Go through the records and give each one again exactly.

Collected data entries:
_ _ _ _ _
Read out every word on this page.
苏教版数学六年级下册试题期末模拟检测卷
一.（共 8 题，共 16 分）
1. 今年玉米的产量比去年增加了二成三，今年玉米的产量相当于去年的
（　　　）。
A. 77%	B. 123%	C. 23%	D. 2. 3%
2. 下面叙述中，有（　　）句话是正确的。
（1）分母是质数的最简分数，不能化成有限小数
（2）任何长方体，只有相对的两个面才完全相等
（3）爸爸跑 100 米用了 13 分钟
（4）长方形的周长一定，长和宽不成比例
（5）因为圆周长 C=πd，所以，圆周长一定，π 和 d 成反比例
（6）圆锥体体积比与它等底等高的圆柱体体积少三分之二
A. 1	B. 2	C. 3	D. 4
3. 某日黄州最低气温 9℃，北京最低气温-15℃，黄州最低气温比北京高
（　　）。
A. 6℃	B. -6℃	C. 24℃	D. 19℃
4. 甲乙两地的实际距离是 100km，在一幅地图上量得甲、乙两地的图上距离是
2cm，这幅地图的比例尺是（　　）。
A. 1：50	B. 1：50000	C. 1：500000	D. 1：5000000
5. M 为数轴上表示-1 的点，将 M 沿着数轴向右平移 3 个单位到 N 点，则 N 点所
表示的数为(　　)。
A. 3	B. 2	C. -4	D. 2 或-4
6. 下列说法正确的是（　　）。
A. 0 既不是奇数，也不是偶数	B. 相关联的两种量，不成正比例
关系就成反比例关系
_ _ _ _ _
Answer for the task »
Read out every word on this page.
苏教版数学六年级下册试题期末模拟检测卷
一.（共 8 题，共 16 分）
1. 今年玉米的产量比去年增加了二成三，今年玉米的产量相当于去年的
（　　　）。
A. 77%	B. 123%	C. 23%	D. 2. 3%
2. 下面叙述中，有（　　）句话是正确的。
（1）分母是质数的最简分数，不能化成有限小数
（2）任何长方体，只有相对的两个面才完全相等
（3）爸爸跑 100 米用了 13 分钟
（4）长方形的周长一定，长和宽不成比例
（5）因为圆周长 C=πd，所以，圆周长一定，π 和 d 成反比例
（6）圆锥体体积比与它等底等高的圆柱体体积少三分之二
A. 1	B. 2	C. 3	D. 4
3. 某日黄州最低气温 9℃，北京最低气温-15℃，黄州最低气温比北京高
（　　）。
A. 6℃	B. -6℃	C. 24℃	D. 19℃
4. 甲乙两地的实际距离是 100km，在一幅地图上量得甲、乙两地的图上距离是
2cm，这幅地图的比例尺是（　　）。
A. 1：50	B. 1：50000	C. 1：500000	D. 1：5000000
5. M 为数轴上表示-1 的点，将 M 沿着数轴向右平移 3 个单位到 N 点，则 N 点所
表示的数为(　　)。
A. 3	B. 2	C. -4	D. 2 或-4
6. 下列说法正确的是（　　）。
A. 0 既不是奇数，也不是偶数	B. 相关联的两种量，不成正比例
关系就成反比例关系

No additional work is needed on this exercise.